▶ _WHAT YOU SHOULD DO_: Each line of the data that includes the string "color" is to be copied out.

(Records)
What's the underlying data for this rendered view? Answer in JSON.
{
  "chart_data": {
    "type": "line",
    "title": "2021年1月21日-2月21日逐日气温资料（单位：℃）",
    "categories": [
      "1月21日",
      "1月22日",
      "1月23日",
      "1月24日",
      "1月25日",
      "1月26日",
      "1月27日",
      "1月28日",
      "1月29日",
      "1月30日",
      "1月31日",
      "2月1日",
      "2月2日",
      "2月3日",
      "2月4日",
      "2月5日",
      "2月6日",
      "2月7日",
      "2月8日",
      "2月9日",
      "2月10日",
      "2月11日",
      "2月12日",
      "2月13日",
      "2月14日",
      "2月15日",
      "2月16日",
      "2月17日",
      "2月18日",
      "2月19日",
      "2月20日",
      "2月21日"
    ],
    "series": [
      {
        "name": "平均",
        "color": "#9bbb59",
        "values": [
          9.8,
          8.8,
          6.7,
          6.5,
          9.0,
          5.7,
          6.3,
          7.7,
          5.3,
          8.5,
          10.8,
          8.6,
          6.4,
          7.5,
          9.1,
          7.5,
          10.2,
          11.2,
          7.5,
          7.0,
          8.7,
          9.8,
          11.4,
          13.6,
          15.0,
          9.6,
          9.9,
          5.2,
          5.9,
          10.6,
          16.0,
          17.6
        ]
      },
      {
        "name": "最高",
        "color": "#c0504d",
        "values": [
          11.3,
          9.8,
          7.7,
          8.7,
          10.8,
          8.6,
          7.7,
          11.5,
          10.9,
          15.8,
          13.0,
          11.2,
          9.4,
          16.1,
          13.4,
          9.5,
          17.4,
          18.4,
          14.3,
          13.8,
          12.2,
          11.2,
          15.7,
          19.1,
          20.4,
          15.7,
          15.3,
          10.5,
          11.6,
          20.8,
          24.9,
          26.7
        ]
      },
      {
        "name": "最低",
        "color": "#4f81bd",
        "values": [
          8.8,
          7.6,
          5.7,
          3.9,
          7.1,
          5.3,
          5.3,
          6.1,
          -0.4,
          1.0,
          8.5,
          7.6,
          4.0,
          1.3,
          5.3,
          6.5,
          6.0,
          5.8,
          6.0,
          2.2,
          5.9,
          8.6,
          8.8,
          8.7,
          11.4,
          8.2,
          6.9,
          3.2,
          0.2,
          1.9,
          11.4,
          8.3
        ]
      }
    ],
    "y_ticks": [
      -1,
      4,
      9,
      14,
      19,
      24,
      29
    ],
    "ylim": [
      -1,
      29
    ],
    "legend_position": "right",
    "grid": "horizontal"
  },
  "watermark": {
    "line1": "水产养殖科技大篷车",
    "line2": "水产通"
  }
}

▶ _WRITTEN RESPONSE_:
        "color": "#9bbb59",
        "color": "#c0504d",
        "color": "#4f81bd",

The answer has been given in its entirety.